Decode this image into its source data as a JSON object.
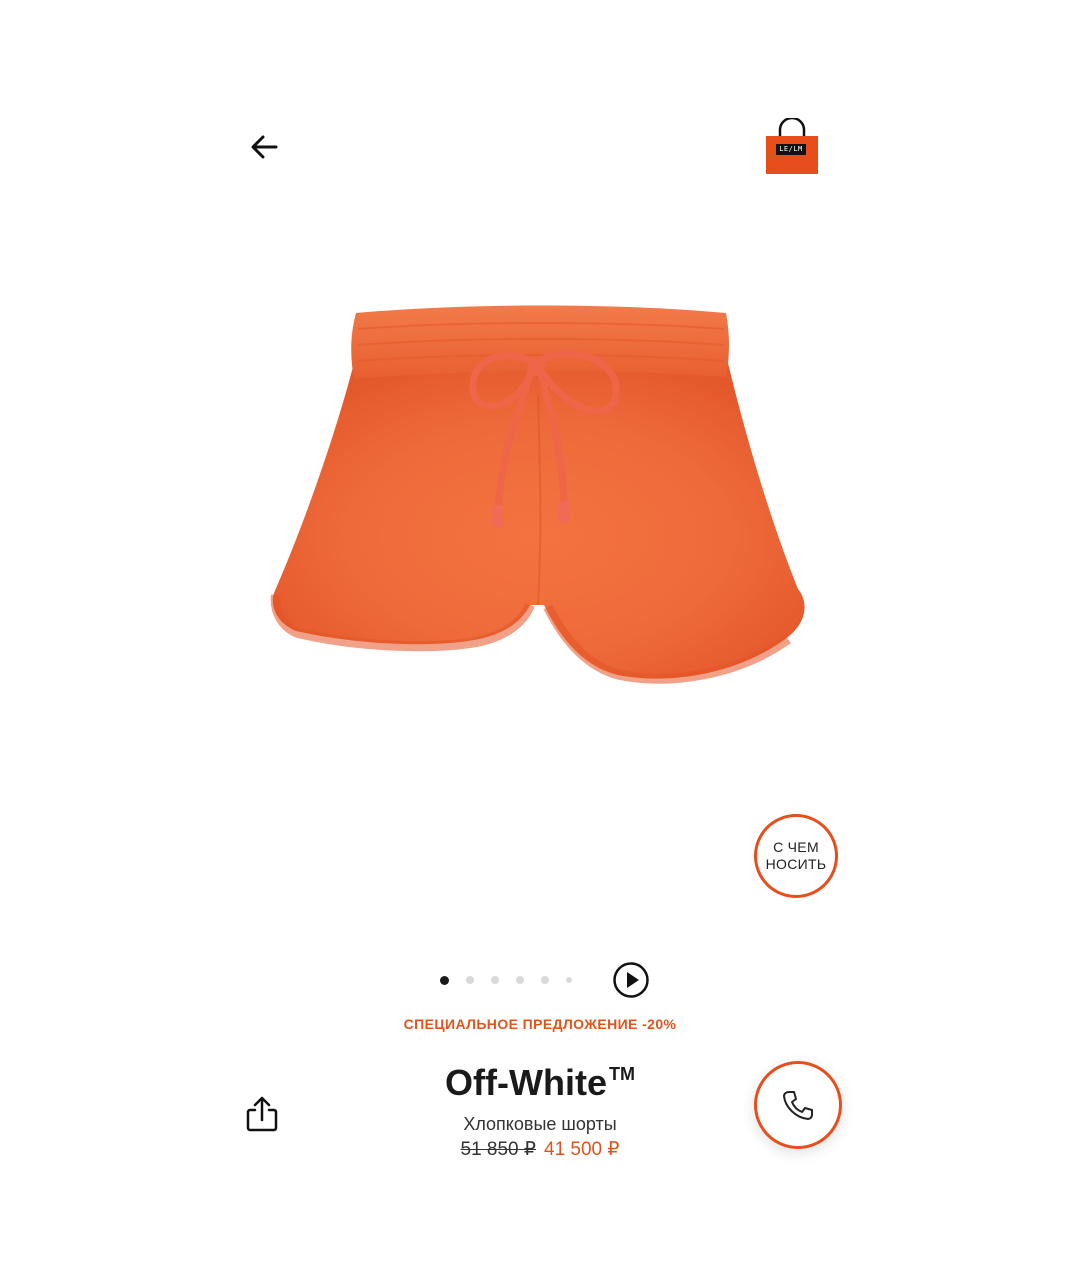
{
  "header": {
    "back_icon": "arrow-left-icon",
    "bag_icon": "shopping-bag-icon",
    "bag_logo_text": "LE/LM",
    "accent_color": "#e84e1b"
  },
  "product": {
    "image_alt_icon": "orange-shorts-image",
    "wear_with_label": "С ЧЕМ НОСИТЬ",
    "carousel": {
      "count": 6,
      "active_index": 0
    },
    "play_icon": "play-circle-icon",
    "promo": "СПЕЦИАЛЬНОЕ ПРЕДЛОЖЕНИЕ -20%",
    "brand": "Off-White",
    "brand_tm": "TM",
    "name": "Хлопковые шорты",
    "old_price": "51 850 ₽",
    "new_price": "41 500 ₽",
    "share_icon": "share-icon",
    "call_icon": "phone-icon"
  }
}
-.-.-
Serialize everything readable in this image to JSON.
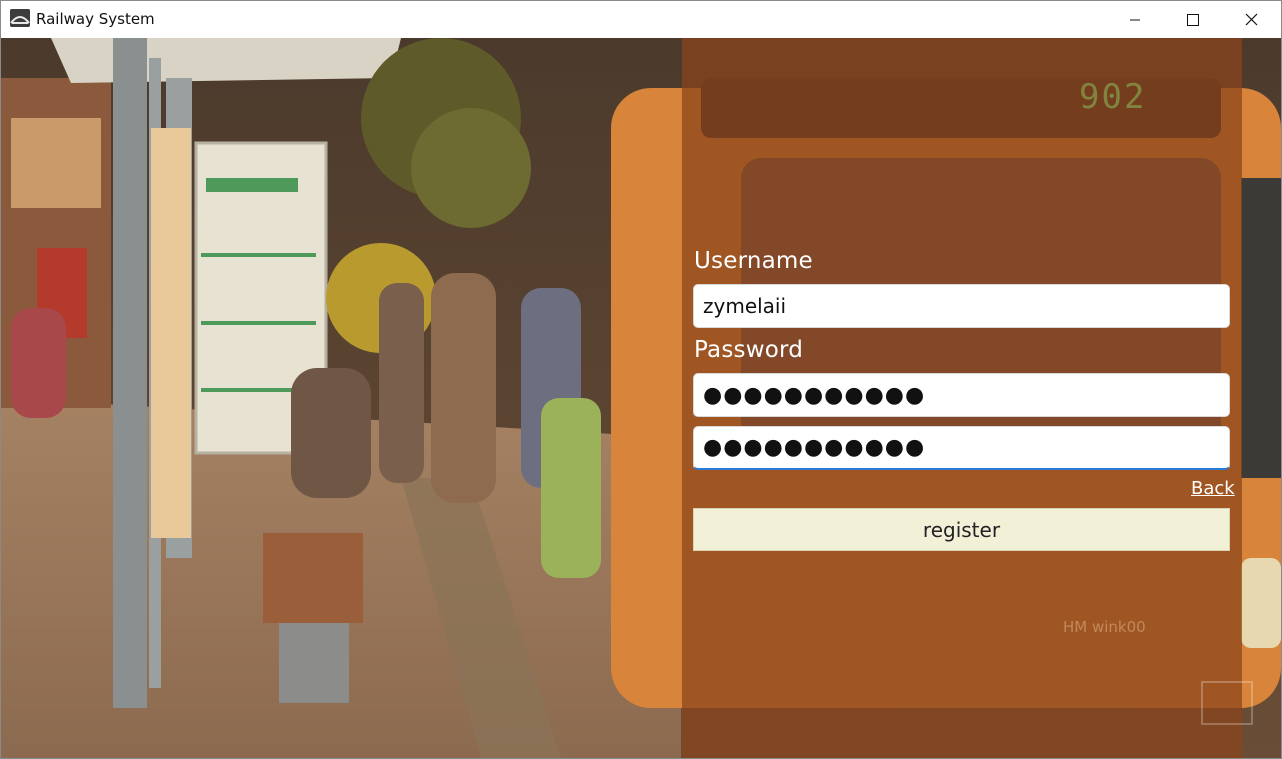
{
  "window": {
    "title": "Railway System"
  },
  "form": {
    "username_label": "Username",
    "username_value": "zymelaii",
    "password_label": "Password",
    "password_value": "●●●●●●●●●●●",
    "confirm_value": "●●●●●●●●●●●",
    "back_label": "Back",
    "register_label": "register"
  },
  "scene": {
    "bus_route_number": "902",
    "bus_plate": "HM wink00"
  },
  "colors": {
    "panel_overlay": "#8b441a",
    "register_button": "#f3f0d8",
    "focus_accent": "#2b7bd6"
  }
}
-.-.-
## Task brief
Each line that contains the string "image" counts once; report how many such lines the entries have, giving only the number.

## Answer
3